The Neverending Story

Title: “Reading Mastery – Level 2 Storybook 1”

Authors: Siegfried Engelmann and Elaine C. Bruner

Rank: 63,614

Blurb: “The book is part of the 31 volume Reading Mastery series published by the SRA Macmillan early-childhood education division of McGraw-Hill. It uses the Direct Instruction (DI) teaching method, which was originally developed by Engelmann and Wesley C. Becker.”

Review: “This is the stuff that makes great men so great. Should be required reading for leaders of men. Presidential material. I found it so rich and powerful that I had to take seven minutes to reflect and decide what to do next.”

Customers Also Bought: “The Great Derangement: A Terrifying True Story of War, Politics, and Religion”, by Matt Taibbi

Footnote: It’s the only 9/11 book you’ll ever need.

Reading Mastery [Fuck Amazon]
19 Comments

After seven minutes “for reflection,” what’s your bet on what the review author did next? Yes, I thought so.

@ManchuCandidate: It’s a story in this book, I think.

“The Pet Goat” (often erroneously called “My Pet Goat”) is a children’s story from the book Reading Mastery II: Storybook 1 by Siegfried Engelmann and Elaine C. Bruner. The book is part of the 31 volume Reading Mastery series published by the SRA Macmillan early-childhood education division of McGraw-Hill. It uses the Direct Instruction (DI) teaching method, which was originally developed by Engelmann and Wesley C. Becker. The story gained notoriety in 2001 after U.S. President George W. Bush continued reading the book with an elementary school class for seven minutes after being informed of the September 11 attacks.

= Stored data =
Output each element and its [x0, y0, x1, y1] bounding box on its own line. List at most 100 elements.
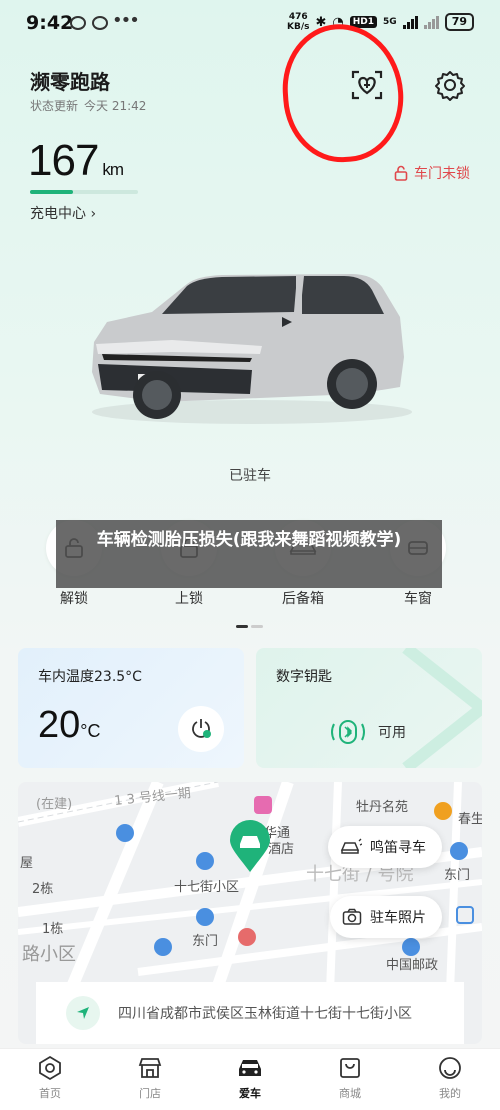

= Written request 1 =
Reproduce the passage of the Reading Mastery post that opens with the words containing "Authors: Siegfried Engelmann" and closes with "you’ll ever need.".
= Written request 2 =
Carry on writing the post about the Reading Mastery storybook from the point where it stops.

= Output 1 =
Authors: Siegfried Engelmann and Elaine C. Bruner

Rank: 63,614

Blurb: “The book is part of the 31 volume Reading Mastery series published by the SRA Macmillan early-childhood education division of McGraw-Hill. It uses the Direct Instruction (DI) teaching method, which was originally developed by Engelmann and Wesley C. Becker.”

Review: “This is the stuff that makes great men so great. Should be required reading for leaders of men. Presidential material. I found it so rich and powerful that I had to take seven minutes to reflect and decide what to do next.”

Customers Also Bought: “The Great Derangement: A Terrifying True Story of War, Politics, and Religion”, by Matt Taibbi

Footnote: It’s the only 9/11 book you’ll ever need.

= Output 2 =
Just watched the tail-end of Fareed Zhakaria’s interview with Donald Rumsfeld. Pretty astonishing. The two takeaways on Rumsfeld’s views:

1) The US is not spending enough on defense. We can spend a lot more, as evidenced by the fact that at one point in our history we were devoting 10% of GDP to defense spending.

2) Rumsfeld’s one regret is that post-9/11 we weren’t vocal enough about the treat of radical Islamic extremism.

The first claim is astonishing enough: sure US military spending as a % of GDP is lower than it was at the height of the Korean and Vietnam wars. But to point to those years as sustainable limits is absolutely absurd. Furthermore, while military spending as a % of GDP may have been higher then, in real, adjusted dollars, we are spending much more than we were even at the height of the Vietnam war graph and source. Furthermore, in recent decades, Federal receipts as a % of GDP have run about 18% of GDP source. So a 10% upper limit means spending up to 55% or so of Federal revenues on defense!

The second claim is just a joke. The notion that over the past 10 years the American people haven’t been subjected to a steady enough barrage of hysterical Phillipics warning us of the threat of “radical Islamic extremism” can only be held by: (1) an idiot (2) a liar (3) a full-time resident of Pluto’s moon Charon.

@JNOV: Takes away the fun of discovery if I’m too obvious about it.

@Serolf Divad: Truth is the first casualty of war memorials.

@Serolf Divad:

“a full-time resident of Pluto’s moon Charon.”

Can we send Cheney to join him? I would add Shrub, but I enjoy booing him during Texas Rangers games on TV.

@nojo: True

Can Pluto have a moon if it’s not a planet?

@JNOV: I think Saturn’s moon Titan has a satellite – whether it is properly called a moon I don’t know.

All these years, I thought My/The Pet Goat was a stand-alone classic of first-grade literature, and not part of an anthology. You learn something every day, I guess.

BTW: I’ve never figured out what happened to the goat. Anybody know?

Meanwhile: reading my dead-tree copy of The Nation, I find an ad for their cruise. The idea of going on a cruise is, oddly, appealing. But I’d never go because, if I wanted to be surrounded by old people, I’d go to church.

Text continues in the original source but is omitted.